SECCIÓN DEL DOCUMENTO >>
----
Bernat Sanromà
Área Comunicación
07 de Julio de 2020

En 1950 una agencia de publicidad de Madison Avenue, se atrevía a vender un automóvil feo, barato, sin grandes prestaciones y extranjero de una forma tan diferente que el mundo de la publicidad y del marketing cambiaron para siempre. DDB, dirigida por Bill Bernbach, empezó a hablar a los lectores de periódicos utilizando el sentido del humor, apelando al “tú ya me entiendes”. A tratar a quien estaba leyendo los anuncios como alguien inteligente capaz de sacar sus propias conclusiones. Eso marcó un antes y un después en la forma en que las marcas se relacionarían con sus clientes. Y abrió el camino a muchos para explorar nuevas formas, nuevos recursos. El mundo de la creatividad publicitaria no había hecho más que aprender a gatear y ya se intuía que venían décadas de piezas y mensajes que elevarían la disciplina publicitaria a algo más que un brazo ejecutor de marketing.

Años mas tarde, no obstante, se empezaron a ver claros síntomas de desgaste en la fórmula. Mensajes reiterativos, ideas ya vistas, conceptos poco innovadores... el mundo de la creatividad publicitaria empezó a mirarse demasiado el ombligo y se olvidó cada vez más de su cometido final: llamar la atención, contar algo concreto y mover a la acción. Hoy en día cuesta encontrarse con una campaña que encuentre nuevos territorios expresivos. Y no es porque la calidad de los creativos haya disminuido, sino porque todo está ya muy pensado. Además, a todo esto hay que añadirle que los productos y servicios que hay que seguir comunicando y vendiendo no han cambiado tanto a lo largo del tiempo.

 

Tener que pensar una idea para anunciar “Rebajas de verano” es infinitamente más complicado hoy que hace 40 años. Tener que convencer hoy a alguien de que un detergente lava mejor la ropa, también. Y así con todo. Porque ya se ha probado todo, supuestamente. Este es el verdadero quebradero de cabeza de los directores de arte: manejar conceptos simples y poco novedosos con el objetivo de seguir sorprendiendo y construyendo personalidad de marca.
----
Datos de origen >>
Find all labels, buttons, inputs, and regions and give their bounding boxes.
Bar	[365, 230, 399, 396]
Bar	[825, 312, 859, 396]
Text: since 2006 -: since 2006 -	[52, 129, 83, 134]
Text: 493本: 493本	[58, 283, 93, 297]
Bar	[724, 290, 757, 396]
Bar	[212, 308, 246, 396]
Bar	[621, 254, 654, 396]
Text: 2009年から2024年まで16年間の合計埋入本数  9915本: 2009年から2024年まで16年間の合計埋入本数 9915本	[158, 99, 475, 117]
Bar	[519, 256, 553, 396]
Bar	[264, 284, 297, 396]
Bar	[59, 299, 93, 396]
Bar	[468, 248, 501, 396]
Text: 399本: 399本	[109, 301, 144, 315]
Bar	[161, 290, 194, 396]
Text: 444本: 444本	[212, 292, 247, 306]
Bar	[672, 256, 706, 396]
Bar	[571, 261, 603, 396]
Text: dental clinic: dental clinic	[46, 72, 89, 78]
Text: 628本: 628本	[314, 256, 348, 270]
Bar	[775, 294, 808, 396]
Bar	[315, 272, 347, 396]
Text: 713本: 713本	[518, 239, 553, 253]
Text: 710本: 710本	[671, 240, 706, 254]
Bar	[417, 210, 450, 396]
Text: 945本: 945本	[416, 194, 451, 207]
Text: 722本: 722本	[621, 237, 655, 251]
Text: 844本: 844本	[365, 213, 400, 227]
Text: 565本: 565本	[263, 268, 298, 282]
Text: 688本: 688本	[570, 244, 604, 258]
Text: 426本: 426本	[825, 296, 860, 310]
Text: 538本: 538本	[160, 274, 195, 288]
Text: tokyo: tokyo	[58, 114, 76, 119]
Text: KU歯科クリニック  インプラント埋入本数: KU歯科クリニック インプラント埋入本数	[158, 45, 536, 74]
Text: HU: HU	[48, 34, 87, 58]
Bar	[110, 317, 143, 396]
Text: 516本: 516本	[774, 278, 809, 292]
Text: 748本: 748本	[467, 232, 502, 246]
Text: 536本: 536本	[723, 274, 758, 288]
----
EJERCICIOS >>
#1 Enumera las características del automóvil que, según el texto sobre creatividad publicitaria, la agencia se atrevía a vender en 1950.
#2 Responde a estas preguntas con lo que dice el texto sobre creatividad publicitaria:
(a) ¿Quién dirigía DDB?
(b) ¿Cuál es el cometido final de la creatividad publicitaria que, según el texto, se fue olvidando?
(c) ¿Cuál es el verdadero quebradero de cabeza de los directores de arte?
#3 Prosigue el texto sobre creatividad publicitaria a partir de su última oración, por favor.
Las líneas no tienen ningún papel en estos ejercicios.

SOLUCIONES >>
#1 Feo, barato, sin grandes prestaciones y extranjero.

#2
(a) Bill Bernbach.
(b) Llamar la atención, contar algo concreto y mover a la acción.
(c) Manejar conceptos simples y poco novedosos con el objetivo de seguir sorprendiendo y construyendo personalidad de marca.

#3
Para ejemplificar lo difícil que hoy en día es tratar de anunciar productos eternos (detergentes, macarrones, seguros de vida, pañales...) os traigo un recorrido por la historia de los anuncios de productos que alivian el dolor de cabeza. Quizás consigamos inspirar a algún director de arte que esté ahora mismo buscando su propio camino para venderlo.

Año 1900: Claro a más no poder.

1901: Ángeles y demonios entran en escena.

1955: El recurso del “Antes y después” aparece. Enfoque al beneficio.

1969: La segmentación y los nichos de mercado se incorporan al baile. Dolores de cabeza de las amas de casa.

1970: Súper dolores de cabeza y metáforas básicas.

1985: el tamaño sí importa.

2004: Grey Copenhagen. Pliegos que duelen.

2006: Ogilvy&Mather Beijiing. Cuando todo molesta.

2006: Y&R Buenos Aires. Dolor de cabeza infantil.

2007: Ogilivy&Mather Bahrain. Punto final.

2007, TBWA SouthAfrica. Vuelven los demonios de 1901, más de 100 después.

2008: BBDO Egypt. Potencia concentrada.

2010: BBDO Brazil. Siempre puede haber un dolor de cabeza más fuerte.

2010: Ogilvy. Ser padres, una vida de alegrías.

2012: Grey India. Trasladar tu dolor de cabeza a los otros.

2012: Lowe Brazil. Qué complicada que es la vida...!

2013: BBDO Chile. Esa sensación...

2014, BBDO: El dolor de cabeza es universal.

2015: BBDO Ecuador. Es que cuesta llevarlo...

 

Poco más ha brillado en el horizonte estos últimos años. Pero cada día se abren nuevas oportunidades, nuevos contextos que plasmar. ¿Cuál te ha gustado más?